Please give the listing again in its entirety, exactly as written.

++++++++++

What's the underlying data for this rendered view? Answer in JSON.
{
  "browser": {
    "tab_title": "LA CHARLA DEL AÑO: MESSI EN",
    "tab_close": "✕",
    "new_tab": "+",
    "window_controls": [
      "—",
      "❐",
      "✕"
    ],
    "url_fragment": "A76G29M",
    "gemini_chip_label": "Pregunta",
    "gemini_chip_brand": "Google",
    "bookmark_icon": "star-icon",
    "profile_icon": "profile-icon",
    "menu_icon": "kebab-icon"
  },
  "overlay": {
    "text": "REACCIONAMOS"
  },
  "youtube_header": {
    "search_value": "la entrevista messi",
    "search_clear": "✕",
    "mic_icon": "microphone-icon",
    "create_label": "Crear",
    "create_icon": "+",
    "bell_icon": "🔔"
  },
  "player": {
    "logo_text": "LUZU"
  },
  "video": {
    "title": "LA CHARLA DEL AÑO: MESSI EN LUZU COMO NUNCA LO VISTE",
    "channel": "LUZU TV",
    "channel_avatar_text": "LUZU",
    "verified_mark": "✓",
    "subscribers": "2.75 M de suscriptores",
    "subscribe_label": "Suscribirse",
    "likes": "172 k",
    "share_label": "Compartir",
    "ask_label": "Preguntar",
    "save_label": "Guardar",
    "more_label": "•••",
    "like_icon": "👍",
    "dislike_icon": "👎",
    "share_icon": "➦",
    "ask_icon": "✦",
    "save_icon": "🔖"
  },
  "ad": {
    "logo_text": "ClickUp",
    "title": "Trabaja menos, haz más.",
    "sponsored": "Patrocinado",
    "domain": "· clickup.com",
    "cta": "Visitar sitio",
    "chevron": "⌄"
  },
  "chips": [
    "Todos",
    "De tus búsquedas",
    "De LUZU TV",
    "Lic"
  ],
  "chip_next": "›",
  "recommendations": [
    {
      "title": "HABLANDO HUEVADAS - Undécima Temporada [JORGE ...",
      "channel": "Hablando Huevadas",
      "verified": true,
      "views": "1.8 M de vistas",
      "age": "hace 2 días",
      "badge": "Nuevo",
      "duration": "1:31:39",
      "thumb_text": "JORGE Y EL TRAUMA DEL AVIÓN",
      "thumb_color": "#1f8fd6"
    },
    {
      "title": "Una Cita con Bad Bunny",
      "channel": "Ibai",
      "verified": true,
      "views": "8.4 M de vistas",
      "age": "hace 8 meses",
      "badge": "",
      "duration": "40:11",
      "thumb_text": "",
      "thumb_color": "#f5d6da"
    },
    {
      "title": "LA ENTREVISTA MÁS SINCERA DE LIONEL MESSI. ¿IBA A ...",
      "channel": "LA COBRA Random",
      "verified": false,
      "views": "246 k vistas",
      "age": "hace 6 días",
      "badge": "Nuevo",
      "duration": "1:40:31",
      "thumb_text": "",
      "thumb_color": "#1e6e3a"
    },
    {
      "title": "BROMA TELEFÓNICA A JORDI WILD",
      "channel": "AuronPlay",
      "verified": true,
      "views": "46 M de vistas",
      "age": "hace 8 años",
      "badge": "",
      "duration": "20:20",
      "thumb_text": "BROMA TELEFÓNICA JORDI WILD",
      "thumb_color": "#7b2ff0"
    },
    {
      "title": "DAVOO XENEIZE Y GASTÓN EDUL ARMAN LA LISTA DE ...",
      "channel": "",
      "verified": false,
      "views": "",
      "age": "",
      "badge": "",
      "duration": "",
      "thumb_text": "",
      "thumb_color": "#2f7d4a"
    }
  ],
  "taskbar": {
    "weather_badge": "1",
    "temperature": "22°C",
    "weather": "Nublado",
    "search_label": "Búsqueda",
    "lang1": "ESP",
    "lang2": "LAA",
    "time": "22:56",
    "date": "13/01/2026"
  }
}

++++++++++

■ Expected answer ■
What's the underlying data for this rendered view? Answer in JSON.
{
  "browser": {
    "tab_title": "LA CHARLA DEL AÑO: MESSI EN",
    "tab_close": "✕",
    "new_tab": "+",
    "window_controls": [
      "—",
      "❐",
      "✕"
    ],
    "url_fragment": "A76G29M",
    "gemini_chip_label": "Pregunta",
    "gemini_chip_brand": "Google",
    "bookmark_icon": "star-icon",
    "profile_icon": "profile-icon",
    "menu_icon": "kebab-icon"
  },
  "overlay": {
    "text": "REACCIONAMOS"
  },
  "youtube_header": {
    "search_value": "la entrevista messi",
    "search_clear": "✕",
    "mic_icon": "microphone-icon",
    "create_label": "Crear",
    "create_icon": "+",
    "bell_icon": "🔔"
  },
  "player": {
    "logo_text": "LUZU"
  },
  "video": {
    "title": "LA CHARLA DEL AÑO: MESSI EN LUZU COMO NUNCA LO VISTE",
    "channel": "LUZU TV",
    "channel_avatar_text": "LUZU",
    "verified_mark": "✓",
    "subscribers": "2.75 M de suscriptores",
    "subscribe_label": "Suscribirse",
    "likes": "172 k",
    "share_label": "Compartir",
    "ask_label": "Preguntar",
    "save_label": "Guardar",
    "more_label": "•••",
    "like_icon": "👍",
    "dislike_icon": "👎",
    "share_icon": "➦",
    "ask_icon": "✦",
    "save_icon": "🔖"
  },
  "ad": {
    "logo_text": "ClickUp",
    "title": "Trabaja menos, haz más.",
    "sponsored": "Patrocinado",
    "domain": "· clickup.com",
    "cta": "Visitar sitio",
    "chevron": "⌄"
  },
  "chips": [
    "Todos",
    "De tus búsquedas",
    "De LUZU TV",
    "Lic"
  ],
  "chip_next": "›",
  "recommendations": [
    {
      "title": "HABLANDO HUEVADAS - Undécima Temporada [JORGE ...",
      "channel": "Hablando Huevadas",
      "verified": true,
      "views": "1.8 M de vistas",
      "age": "hace 2 días",
      "badge": "Nuevo",
      "duration": "1:31:39",
      "thumb_text": "JORGE Y EL TRAUMA DEL AVIÓN",
      "thumb_color": "#1f8fd6"
    },
    {
      "title": "Una Cita con Bad Bunny",
      "channel": "Ibai",
      "verified": true,
      "views": "8.4 M de vistas",
      "age": "hace 8 meses",
      "badge": "",
      "duration": "40:11",
      "thumb_text": "",
      "thumb_color": "#f5d6da"
    },
    {
      "title": "LA ENTREVISTA MÁS SINCERA DE LIONEL MESSI. ¿IBA A ...",
      "channel": "LA COBRA Random",
      "verified": false,
      "views": "246 k vistas",
      "age": "hace 6 días",
      "badge": "Nuevo",
      "duration": "1:40:31",
      "thumb_text": "",
      "thumb_color": "#1e6e3a"
    },
    {
      "title": "BROMA TELEFÓNICA A JORDI WILD",
      "channel": "AuronPlay",
      "verified": true,
      "views": "46 M de vistas",
      "age": "hace 8 años",
      "badge": "",
      "duration": "20:20",
      "thumb_text": "BROMA TELEFÓNICA JORDI WILD",
      "thumb_color": "#7b2ff0"
    },
    {
      "title": "DAVOO XENEIZE Y GASTÓN EDUL ARMAN LA LISTA DE ...",
      "channel": "",
      "verified": false,
      "views": "",
      "age": "",
      "badge": "",
      "duration": "",
      "thumb_text": "",
      "thumb_color": "#2f7d4a"
    }
  ],
  "taskbar": {
    "weather_badge": "1",
    "temperature": "22°C",
    "weather": "Nublado",
    "search_label": "Búsqueda",
    "lang1": "ESP",
    "lang2": "LAA",
    "time": "22:56",
    "date": "13/01/2026"
  }
}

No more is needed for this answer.